Rows from a figure dataset:

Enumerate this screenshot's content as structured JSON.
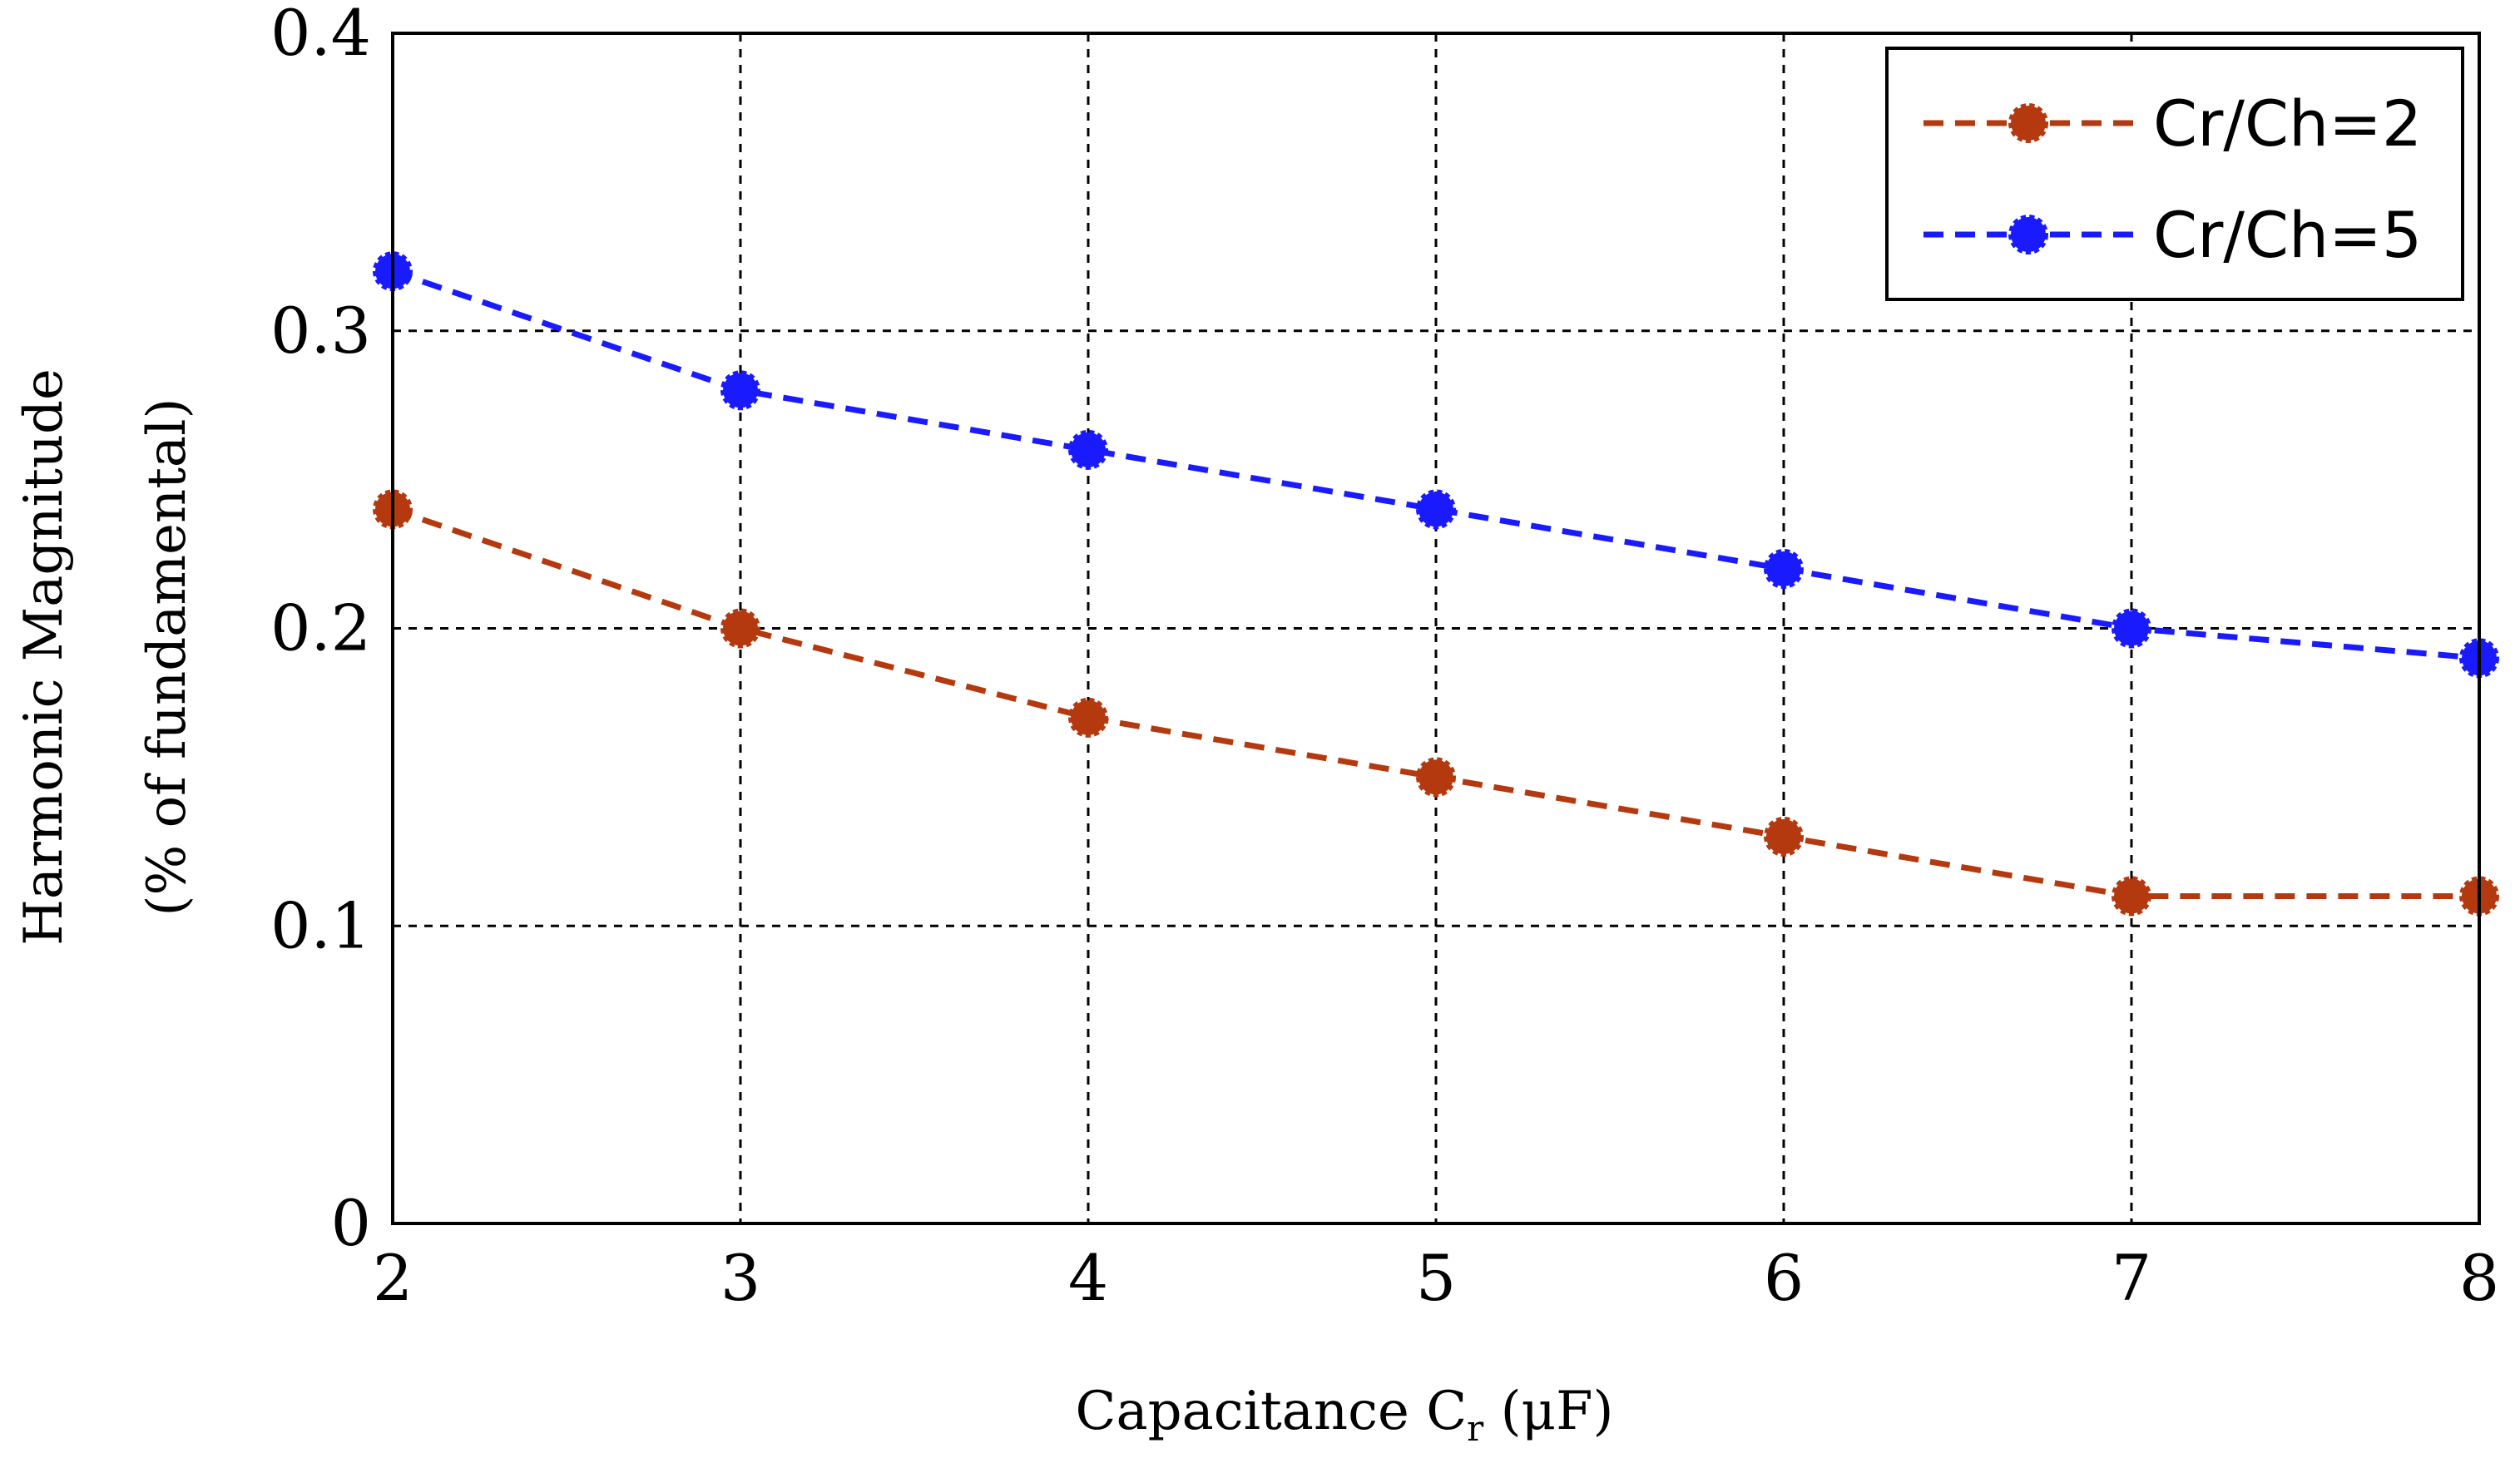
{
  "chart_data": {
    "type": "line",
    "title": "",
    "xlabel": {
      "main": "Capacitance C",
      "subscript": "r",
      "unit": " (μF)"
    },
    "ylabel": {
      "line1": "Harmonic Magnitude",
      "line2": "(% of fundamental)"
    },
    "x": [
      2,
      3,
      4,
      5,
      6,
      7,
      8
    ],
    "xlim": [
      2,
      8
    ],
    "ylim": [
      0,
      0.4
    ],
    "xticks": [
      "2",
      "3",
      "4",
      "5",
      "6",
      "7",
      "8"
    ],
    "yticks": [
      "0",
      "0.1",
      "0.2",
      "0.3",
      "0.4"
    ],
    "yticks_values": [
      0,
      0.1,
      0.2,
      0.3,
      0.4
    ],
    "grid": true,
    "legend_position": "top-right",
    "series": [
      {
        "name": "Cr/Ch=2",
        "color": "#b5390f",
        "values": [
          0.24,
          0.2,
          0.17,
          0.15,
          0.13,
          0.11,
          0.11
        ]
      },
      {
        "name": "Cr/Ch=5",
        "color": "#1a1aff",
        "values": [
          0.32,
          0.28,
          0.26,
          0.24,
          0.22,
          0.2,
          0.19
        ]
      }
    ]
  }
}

* * *

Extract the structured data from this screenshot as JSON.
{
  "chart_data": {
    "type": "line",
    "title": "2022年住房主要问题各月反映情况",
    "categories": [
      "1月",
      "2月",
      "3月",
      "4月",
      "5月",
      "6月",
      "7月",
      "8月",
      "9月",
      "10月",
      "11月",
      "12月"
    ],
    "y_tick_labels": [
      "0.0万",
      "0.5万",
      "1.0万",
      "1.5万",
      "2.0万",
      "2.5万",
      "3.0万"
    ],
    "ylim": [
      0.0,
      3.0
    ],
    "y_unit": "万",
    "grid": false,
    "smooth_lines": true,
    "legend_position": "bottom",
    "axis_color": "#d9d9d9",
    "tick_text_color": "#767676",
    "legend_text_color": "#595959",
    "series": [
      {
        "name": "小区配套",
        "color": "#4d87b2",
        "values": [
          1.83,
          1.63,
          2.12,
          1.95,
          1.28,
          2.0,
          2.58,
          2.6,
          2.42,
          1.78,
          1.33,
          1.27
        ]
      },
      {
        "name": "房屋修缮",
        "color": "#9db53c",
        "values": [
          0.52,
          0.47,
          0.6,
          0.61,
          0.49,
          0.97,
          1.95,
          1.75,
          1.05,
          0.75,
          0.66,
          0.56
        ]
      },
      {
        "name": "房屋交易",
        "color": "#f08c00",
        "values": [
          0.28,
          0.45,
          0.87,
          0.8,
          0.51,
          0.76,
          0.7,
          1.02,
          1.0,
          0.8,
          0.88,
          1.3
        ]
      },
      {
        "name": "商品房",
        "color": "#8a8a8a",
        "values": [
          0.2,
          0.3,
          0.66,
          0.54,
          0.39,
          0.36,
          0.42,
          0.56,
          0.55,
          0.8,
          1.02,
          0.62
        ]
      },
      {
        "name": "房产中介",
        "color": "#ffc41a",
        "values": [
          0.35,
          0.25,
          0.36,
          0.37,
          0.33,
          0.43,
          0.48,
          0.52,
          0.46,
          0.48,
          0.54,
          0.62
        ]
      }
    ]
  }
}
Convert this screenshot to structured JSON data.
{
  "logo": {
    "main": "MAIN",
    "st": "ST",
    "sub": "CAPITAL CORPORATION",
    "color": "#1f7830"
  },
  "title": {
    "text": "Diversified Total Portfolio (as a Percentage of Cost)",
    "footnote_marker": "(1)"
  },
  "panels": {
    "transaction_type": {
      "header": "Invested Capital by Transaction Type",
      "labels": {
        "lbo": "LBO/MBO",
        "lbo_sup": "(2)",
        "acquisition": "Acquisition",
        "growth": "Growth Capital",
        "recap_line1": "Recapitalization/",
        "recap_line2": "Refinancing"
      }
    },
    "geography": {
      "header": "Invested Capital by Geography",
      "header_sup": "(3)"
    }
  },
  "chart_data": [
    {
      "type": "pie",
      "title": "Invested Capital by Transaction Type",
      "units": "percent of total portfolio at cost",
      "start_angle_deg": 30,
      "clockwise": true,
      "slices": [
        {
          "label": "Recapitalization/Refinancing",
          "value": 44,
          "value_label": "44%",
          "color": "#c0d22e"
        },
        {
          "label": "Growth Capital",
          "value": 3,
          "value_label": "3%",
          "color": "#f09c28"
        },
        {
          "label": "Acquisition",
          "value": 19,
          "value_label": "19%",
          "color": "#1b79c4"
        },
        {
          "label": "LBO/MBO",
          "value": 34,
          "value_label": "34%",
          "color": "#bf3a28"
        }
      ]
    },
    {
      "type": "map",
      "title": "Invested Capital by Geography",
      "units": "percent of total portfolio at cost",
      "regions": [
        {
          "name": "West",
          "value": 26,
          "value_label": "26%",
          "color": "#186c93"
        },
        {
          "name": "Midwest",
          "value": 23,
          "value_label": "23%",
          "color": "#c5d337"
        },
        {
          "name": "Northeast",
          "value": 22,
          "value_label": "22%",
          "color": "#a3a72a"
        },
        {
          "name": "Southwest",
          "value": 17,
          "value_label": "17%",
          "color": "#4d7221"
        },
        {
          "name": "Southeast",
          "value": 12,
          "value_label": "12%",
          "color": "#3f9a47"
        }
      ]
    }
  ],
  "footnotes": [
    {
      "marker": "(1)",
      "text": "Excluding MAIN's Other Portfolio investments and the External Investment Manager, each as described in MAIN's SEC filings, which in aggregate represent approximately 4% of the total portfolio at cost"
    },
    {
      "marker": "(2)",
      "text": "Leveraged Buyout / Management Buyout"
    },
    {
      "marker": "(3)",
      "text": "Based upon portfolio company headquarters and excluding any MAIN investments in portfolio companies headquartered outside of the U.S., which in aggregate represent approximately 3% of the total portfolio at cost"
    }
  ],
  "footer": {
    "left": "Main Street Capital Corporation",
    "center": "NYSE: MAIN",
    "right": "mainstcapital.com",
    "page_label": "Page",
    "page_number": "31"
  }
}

* * *

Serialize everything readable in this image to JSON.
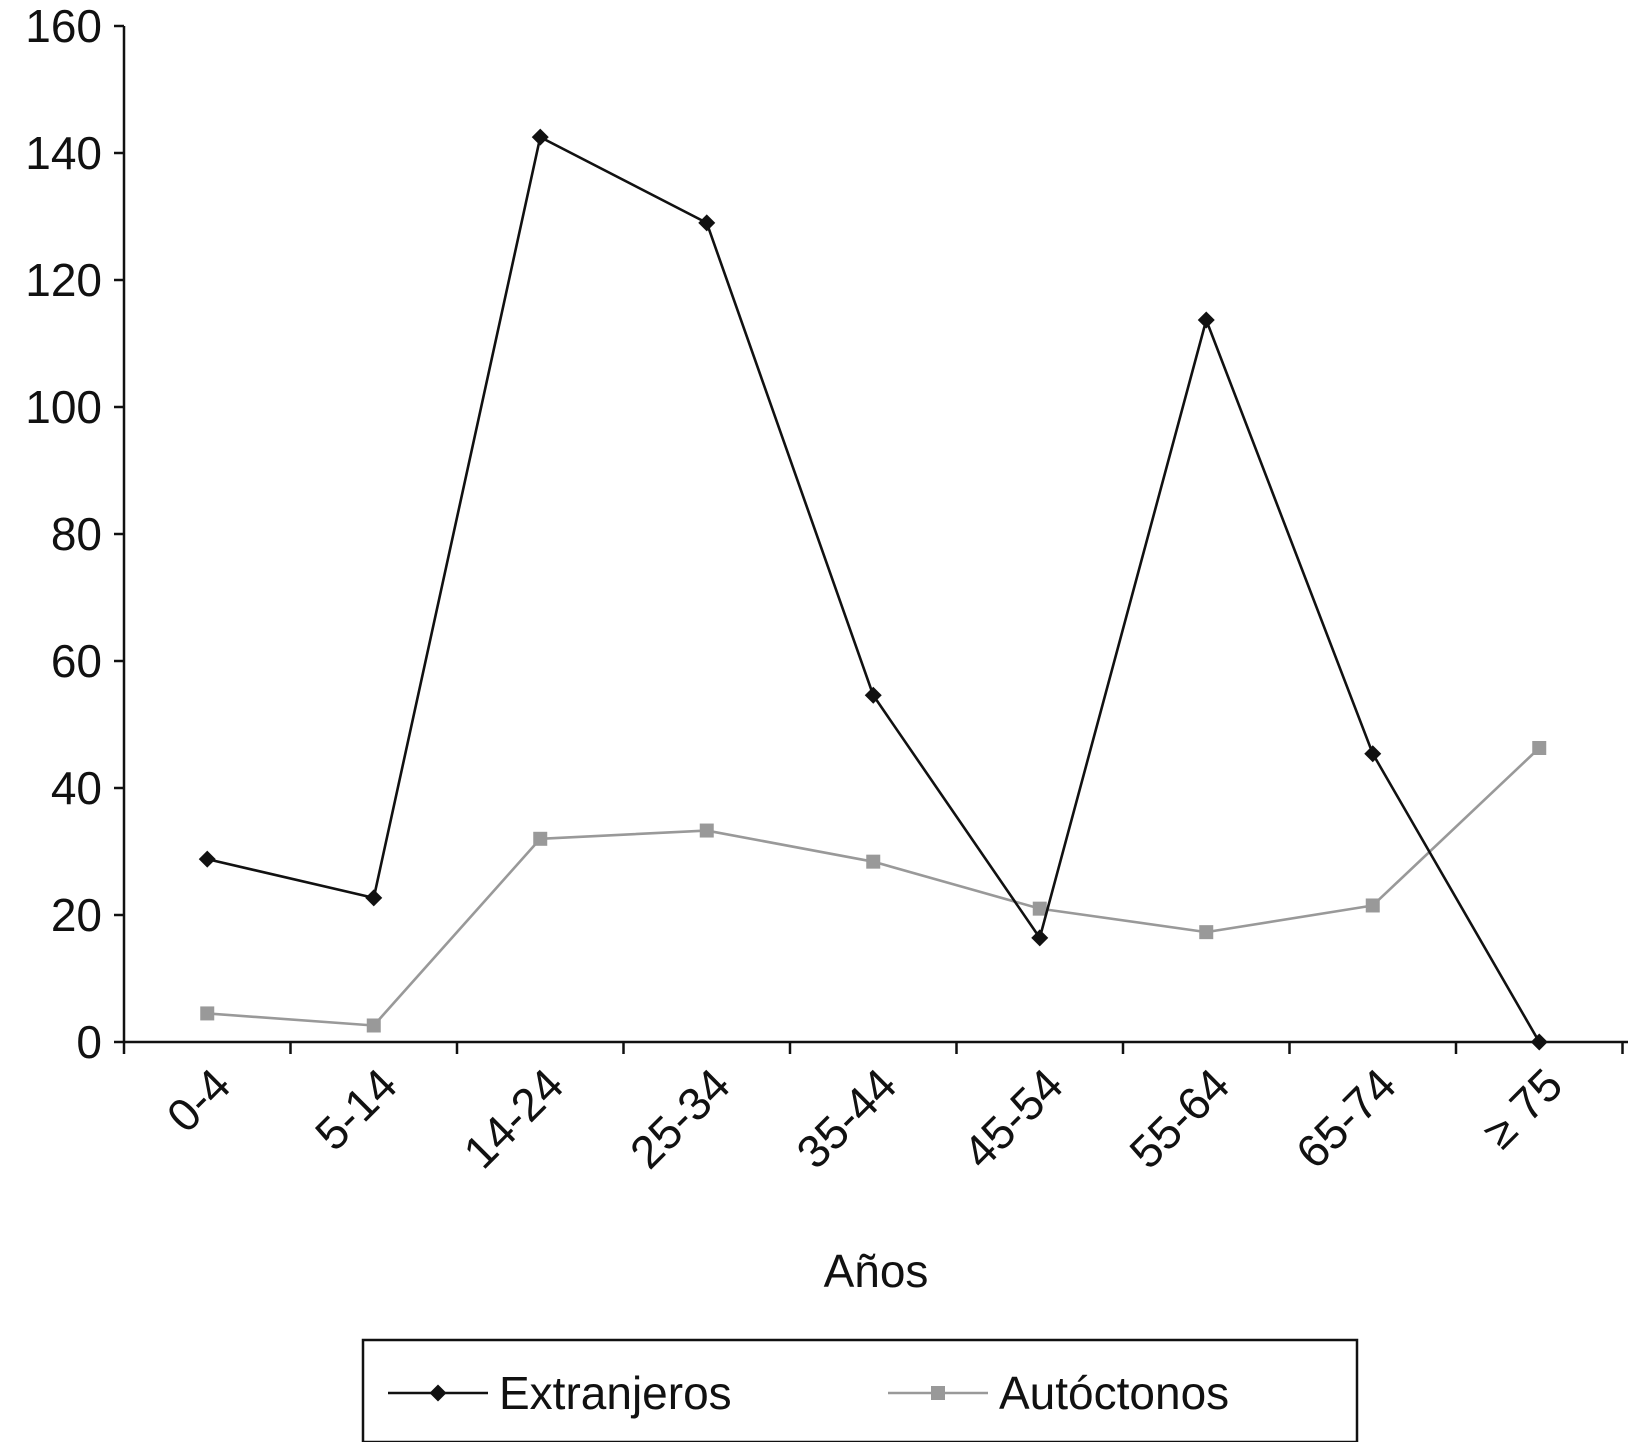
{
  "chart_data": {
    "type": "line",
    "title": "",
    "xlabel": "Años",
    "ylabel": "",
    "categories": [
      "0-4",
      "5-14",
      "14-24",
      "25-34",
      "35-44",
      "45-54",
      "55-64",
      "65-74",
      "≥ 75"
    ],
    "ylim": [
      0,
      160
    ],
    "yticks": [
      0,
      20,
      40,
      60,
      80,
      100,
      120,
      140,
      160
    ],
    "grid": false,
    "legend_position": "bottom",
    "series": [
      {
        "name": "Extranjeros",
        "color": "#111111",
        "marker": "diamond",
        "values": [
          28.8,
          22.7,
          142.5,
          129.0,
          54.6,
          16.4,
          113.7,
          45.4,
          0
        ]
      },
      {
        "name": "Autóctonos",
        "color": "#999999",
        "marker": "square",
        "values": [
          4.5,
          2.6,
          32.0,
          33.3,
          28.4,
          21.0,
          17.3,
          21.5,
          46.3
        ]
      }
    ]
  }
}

**PROBLEM REQUIREMENTS**
What is the number of lines in the data that hold the string "which"? Answer with the number only.

**OUTPUT OF THE TASK**
2